# CHAdeMO tester



## tenthousandclowns (Jun 21, 2012)

I think it would be easier to add chademo to a CCS car than vice versa. Watch the DIY chademo thread farther down...


----------



## Mojje (Mar 11, 2016)

I had a thorough read-throug of the DIY CHAdeMO and looked through all of the Youtube clips on the Land-Yacht (and more). 
I read all documentation about the JLD505 and went throug the code and installed the needed Arduino Libraries.

I found an outlet from a 2013 Nissan Leaf on a scrapyard nearby so I went and bought that.

So next step would be to get the hold of a JLD505 or if they are not avaliable build one. Any tips on that?


----------



## Tomdb (Jan 28, 2013)

use an arduino with a canbus shield for testing.

And check code/pdf for pins.


----------



## Mojje (Mar 11, 2016)

Will certainly try this, do you know which Arduino version and which CANbus sheild?

Right now I have Arduino Nano (V3) and Uno at home, do I need something more powerfull?


----------



## Tomdb (Jan 28, 2013)

test it and find out.

Not alot of code, and not a lot of canbus messages. So guess Uno would do it, however maybe some code changes might be required, to get the canbus to work.


----------

Layout element annotations
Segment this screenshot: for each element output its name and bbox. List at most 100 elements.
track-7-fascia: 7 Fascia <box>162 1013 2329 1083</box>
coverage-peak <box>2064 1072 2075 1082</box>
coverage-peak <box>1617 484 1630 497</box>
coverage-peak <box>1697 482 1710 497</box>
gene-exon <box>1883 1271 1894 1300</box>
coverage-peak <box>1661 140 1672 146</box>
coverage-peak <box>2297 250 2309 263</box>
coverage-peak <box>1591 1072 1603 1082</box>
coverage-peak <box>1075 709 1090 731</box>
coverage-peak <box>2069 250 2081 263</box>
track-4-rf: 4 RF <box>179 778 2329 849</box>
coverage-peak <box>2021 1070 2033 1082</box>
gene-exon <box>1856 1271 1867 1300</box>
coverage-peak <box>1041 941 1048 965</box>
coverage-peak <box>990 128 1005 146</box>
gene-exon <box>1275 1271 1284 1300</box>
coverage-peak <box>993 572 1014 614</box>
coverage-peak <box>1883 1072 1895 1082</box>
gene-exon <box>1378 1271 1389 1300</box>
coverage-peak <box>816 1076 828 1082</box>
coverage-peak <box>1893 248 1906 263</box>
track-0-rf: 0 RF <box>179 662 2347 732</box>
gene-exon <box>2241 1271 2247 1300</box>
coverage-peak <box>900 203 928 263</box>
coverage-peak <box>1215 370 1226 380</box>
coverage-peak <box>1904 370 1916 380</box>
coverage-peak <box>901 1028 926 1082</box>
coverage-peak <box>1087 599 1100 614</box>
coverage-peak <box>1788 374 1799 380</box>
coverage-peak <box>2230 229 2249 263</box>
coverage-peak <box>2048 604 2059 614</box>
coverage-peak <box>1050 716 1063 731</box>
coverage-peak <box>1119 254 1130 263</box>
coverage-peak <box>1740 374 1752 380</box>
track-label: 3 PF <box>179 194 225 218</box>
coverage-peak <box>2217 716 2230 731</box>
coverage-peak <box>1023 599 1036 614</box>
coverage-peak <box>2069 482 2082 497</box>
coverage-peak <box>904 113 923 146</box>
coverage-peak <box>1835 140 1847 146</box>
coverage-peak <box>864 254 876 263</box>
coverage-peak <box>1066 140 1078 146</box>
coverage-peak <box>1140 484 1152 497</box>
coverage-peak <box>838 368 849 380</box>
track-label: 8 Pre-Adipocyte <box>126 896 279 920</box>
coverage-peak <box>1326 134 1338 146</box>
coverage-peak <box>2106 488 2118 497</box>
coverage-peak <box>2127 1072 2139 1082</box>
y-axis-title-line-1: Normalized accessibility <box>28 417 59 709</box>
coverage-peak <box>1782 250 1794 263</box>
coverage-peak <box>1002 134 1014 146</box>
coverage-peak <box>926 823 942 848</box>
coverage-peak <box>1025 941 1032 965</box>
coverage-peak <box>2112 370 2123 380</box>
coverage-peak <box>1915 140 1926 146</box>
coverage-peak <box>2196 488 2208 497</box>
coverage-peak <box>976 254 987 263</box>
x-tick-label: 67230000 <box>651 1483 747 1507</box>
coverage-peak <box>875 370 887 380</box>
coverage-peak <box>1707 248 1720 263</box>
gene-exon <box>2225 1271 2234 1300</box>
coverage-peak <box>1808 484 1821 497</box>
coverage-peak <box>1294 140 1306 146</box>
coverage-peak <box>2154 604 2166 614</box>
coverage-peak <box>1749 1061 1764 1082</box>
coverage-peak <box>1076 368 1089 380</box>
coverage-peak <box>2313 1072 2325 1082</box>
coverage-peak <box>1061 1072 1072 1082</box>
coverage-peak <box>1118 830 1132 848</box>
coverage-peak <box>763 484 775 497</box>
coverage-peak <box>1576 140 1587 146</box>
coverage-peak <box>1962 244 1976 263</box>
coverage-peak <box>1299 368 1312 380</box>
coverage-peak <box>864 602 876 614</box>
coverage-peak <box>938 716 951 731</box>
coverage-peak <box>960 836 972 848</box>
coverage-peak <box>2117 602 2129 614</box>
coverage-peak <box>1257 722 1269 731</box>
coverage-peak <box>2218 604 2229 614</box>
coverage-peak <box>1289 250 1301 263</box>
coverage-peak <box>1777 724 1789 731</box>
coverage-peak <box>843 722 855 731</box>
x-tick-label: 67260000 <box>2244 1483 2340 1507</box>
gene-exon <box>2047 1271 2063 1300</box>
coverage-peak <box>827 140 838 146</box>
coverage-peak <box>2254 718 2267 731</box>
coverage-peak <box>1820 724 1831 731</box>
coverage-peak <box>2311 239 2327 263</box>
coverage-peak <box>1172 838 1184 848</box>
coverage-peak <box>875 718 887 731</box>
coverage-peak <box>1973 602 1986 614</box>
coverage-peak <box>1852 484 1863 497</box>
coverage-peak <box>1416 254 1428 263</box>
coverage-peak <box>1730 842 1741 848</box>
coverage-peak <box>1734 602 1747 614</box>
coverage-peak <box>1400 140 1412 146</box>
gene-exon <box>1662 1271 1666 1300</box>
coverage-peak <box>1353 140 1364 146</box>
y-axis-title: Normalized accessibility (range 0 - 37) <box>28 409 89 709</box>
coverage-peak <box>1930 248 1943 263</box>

What you need to do >> In the CHAdeMO tester thread, what vehicle did the outlet found at a nearby scrapyard come from?

The output >> A 2013 Nissan Leaf.